▶ **Goal of the exercise**
Provide an exact copy of the data, excluding the images.

Some records
···

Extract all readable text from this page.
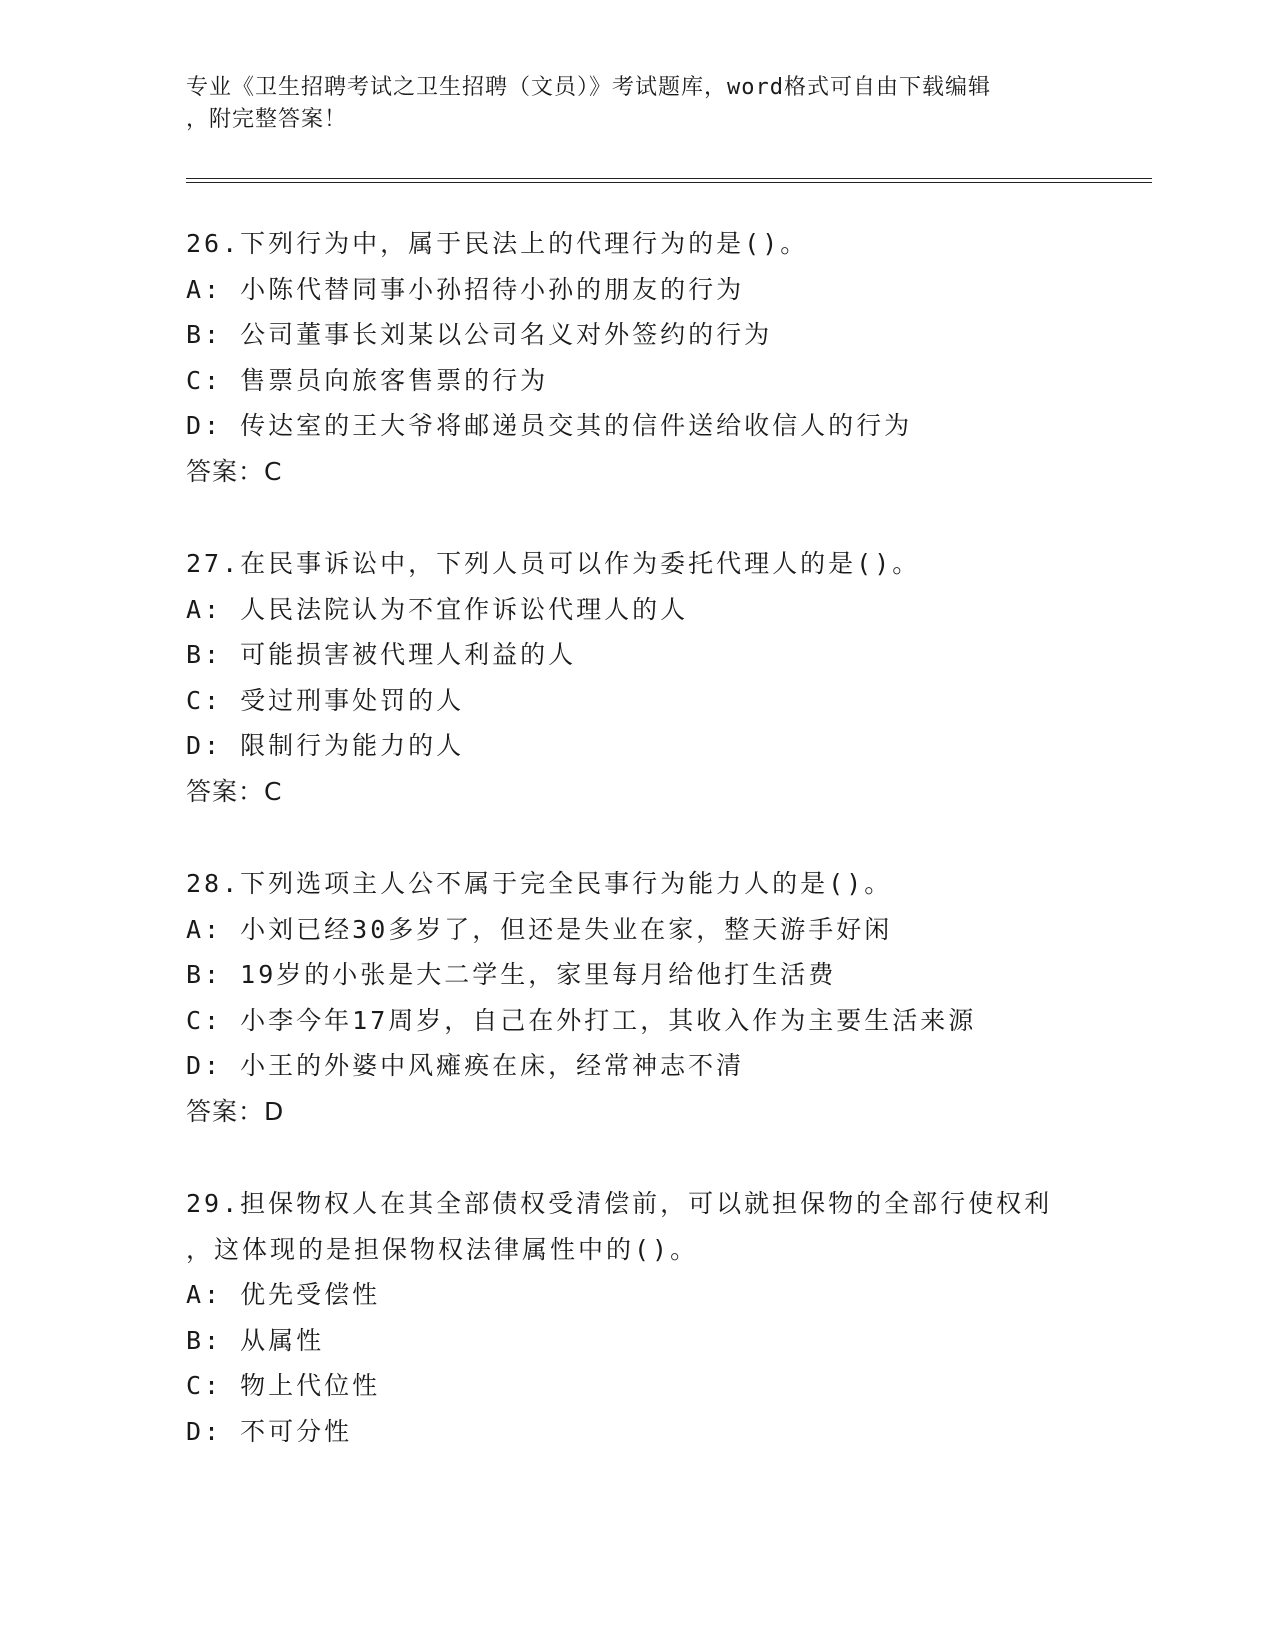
专业《卫生招聘考试之卫生招聘（文员）》考试题库，word格式可自由下载编辑
，附完整答案！
26.下列行为中，属于民法上的代理行为的是()。
A: 小陈代替同事小孙招待小孙的朋友的行为
B: 公司董事长刘某以公司名义对外签约的行为
C: 售票员向旅客售票的行为
D: 传达室的王大爷将邮递员交其的信件送给收信人的行为
答案：C
27.在民事诉讼中，下列人员可以作为委托代理人的是()。
A: 人民法院认为不宜作诉讼代理人的人
B: 可能损害被代理人利益的人
C: 受过刑事处罚的人
D: 限制行为能力的人
答案：C
28.下列选项主人公不属于完全民事行为能力人的是()。
A: 小刘已经30多岁了，但还是失业在家，整天游手好闲
B: 19岁的小张是大二学生，家里每月给他打生活费
C: 小李今年17周岁，自己在外打工，其收入作为主要生活来源
D: 小王的外婆中风瘫痪在床，经常神志不清
答案：D
29.担保物权人在其全部债权受清偿前，可以就担保物的全部行使权利
，这体现的是担保物权法律属性中的()。
A: 优先受偿性
B: 从属性
C: 物上代位性
D: 不可分性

···

▶ **Result of this exercise**
Extract all readable text from this page.
专业《卫生招聘考试之卫生招聘（文员）》考试题库，word格式可自由下载编辑
，附完整答案！
26.下列行为中，属于民法上的代理行为的是()。
A: 小陈代替同事小孙招待小孙的朋友的行为
B: 公司董事长刘某以公司名义对外签约的行为
C: 售票员向旅客售票的行为
D: 传达室的王大爷将邮递员交其的信件送给收信人的行为
答案：C
27.在民事诉讼中，下列人员可以作为委托代理人的是()。
A: 人民法院认为不宜作诉讼代理人的人
B: 可能损害被代理人利益的人
C: 受过刑事处罚的人
D: 限制行为能力的人
答案：C
28.下列选项主人公不属于完全民事行为能力人的是()。
A: 小刘已经30多岁了，但还是失业在家，整天游手好闲
B: 19岁的小张是大二学生，家里每月给他打生活费
C: 小李今年17周岁，自己在外打工，其收入作为主要生活来源
D: 小王的外婆中风瘫痪在床，经常神志不清
答案：D
29.担保物权人在其全部债权受清偿前，可以就担保物的全部行使权利
，这体现的是担保物权法律属性中的()。
A: 优先受偿性
B: 从属性
C: 物上代位性
D: 不可分性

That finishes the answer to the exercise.